▶ **Goal of the exercise**
Go through the data below. Pull out every line that has the word "within".

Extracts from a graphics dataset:
BEGIN

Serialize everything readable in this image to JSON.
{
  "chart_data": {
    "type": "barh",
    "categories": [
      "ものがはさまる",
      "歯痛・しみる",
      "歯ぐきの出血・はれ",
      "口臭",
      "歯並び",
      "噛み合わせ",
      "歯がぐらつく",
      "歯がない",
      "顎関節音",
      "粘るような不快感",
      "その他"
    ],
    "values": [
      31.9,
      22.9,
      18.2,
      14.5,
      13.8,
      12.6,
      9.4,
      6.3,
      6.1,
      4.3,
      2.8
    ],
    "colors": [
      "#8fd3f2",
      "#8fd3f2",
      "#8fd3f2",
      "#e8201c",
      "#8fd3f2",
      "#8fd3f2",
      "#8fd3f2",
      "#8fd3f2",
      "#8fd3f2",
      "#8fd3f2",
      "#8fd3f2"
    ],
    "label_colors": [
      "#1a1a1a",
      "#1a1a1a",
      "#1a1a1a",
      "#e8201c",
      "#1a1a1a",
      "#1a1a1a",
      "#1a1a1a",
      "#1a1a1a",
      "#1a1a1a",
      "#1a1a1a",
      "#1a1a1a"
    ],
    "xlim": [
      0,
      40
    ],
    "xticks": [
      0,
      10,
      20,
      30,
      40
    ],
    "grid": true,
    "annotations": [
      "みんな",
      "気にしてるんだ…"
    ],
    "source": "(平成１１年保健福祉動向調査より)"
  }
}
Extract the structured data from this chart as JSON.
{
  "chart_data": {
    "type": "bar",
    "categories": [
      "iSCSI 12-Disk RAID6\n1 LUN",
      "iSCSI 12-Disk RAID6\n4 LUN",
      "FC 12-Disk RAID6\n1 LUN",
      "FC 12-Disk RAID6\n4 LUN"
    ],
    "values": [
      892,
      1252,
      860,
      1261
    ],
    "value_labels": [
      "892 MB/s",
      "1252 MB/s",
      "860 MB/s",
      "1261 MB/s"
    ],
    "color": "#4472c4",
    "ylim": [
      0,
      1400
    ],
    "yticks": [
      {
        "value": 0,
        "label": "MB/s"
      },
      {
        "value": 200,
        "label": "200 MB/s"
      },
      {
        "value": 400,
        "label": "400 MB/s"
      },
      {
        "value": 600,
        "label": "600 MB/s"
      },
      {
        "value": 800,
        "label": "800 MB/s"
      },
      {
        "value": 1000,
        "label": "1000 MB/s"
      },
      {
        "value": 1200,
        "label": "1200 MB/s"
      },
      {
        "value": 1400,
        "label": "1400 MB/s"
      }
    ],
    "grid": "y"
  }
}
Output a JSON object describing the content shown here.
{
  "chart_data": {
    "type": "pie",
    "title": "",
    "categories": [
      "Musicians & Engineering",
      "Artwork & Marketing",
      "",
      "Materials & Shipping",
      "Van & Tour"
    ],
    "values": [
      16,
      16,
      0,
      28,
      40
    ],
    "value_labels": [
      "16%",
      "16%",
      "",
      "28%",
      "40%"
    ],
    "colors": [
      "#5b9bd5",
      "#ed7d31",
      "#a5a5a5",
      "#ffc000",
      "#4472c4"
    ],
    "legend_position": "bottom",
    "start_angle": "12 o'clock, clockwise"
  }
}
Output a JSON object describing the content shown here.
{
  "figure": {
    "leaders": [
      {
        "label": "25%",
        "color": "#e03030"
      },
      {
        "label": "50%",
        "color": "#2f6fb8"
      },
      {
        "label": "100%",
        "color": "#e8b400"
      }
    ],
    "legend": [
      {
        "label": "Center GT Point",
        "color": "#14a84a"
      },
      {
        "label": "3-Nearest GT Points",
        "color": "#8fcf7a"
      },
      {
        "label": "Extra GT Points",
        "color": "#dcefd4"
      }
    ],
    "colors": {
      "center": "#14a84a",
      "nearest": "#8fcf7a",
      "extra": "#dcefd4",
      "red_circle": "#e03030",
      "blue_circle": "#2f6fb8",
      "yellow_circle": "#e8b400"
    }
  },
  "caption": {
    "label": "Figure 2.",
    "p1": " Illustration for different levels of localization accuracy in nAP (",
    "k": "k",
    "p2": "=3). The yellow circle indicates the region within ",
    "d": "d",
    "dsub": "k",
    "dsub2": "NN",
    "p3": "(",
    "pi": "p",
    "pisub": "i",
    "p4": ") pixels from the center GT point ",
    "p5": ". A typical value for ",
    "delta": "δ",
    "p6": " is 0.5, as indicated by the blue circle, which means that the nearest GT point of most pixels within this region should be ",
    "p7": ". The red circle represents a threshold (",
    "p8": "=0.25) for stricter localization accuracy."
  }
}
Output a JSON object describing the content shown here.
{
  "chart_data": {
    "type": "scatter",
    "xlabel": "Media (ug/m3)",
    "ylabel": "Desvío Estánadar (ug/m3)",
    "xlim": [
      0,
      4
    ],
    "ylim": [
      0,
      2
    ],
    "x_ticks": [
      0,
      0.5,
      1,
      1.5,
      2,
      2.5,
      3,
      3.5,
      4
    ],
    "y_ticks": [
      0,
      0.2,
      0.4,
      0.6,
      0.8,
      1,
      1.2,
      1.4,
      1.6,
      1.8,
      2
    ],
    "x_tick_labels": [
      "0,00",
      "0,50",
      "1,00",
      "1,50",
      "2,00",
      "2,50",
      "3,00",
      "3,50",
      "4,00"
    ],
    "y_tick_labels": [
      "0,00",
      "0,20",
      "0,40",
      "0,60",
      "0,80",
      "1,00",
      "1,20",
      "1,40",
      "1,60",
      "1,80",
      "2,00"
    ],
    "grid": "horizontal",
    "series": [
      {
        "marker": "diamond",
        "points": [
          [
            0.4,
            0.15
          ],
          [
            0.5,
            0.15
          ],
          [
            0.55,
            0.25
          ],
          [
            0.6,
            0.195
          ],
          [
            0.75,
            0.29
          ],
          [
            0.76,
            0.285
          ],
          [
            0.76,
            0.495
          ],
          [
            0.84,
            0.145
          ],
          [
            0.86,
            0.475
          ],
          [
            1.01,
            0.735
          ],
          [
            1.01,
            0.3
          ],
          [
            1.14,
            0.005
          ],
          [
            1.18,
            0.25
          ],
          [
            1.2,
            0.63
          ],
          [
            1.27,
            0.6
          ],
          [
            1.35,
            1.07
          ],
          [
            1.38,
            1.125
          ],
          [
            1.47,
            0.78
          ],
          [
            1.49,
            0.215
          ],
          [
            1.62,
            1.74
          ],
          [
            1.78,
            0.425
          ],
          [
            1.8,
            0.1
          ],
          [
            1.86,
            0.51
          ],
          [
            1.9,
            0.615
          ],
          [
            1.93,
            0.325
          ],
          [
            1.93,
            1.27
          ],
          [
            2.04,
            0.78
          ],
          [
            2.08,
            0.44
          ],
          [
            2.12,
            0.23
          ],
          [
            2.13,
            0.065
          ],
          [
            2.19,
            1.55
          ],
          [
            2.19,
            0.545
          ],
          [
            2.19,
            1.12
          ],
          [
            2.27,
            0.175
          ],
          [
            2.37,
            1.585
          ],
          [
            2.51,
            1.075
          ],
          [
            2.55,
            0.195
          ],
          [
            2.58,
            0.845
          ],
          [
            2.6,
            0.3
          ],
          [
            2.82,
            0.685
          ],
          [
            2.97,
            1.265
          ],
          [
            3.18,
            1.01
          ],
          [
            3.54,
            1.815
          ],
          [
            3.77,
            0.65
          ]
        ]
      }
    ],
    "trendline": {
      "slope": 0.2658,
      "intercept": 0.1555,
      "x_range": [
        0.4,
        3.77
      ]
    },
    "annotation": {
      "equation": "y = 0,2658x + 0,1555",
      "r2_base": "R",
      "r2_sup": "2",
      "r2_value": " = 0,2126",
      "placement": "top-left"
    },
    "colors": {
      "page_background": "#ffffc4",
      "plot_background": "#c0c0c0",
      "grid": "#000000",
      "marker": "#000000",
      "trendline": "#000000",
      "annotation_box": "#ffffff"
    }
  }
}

END

▶ **Completed task**
    "p2": "=3). The yellow circle indicates the region within ",
    "p6": " is 0.5, as indicated by the blue circle, which means that the nearest GT point of most pixels within this region should be ",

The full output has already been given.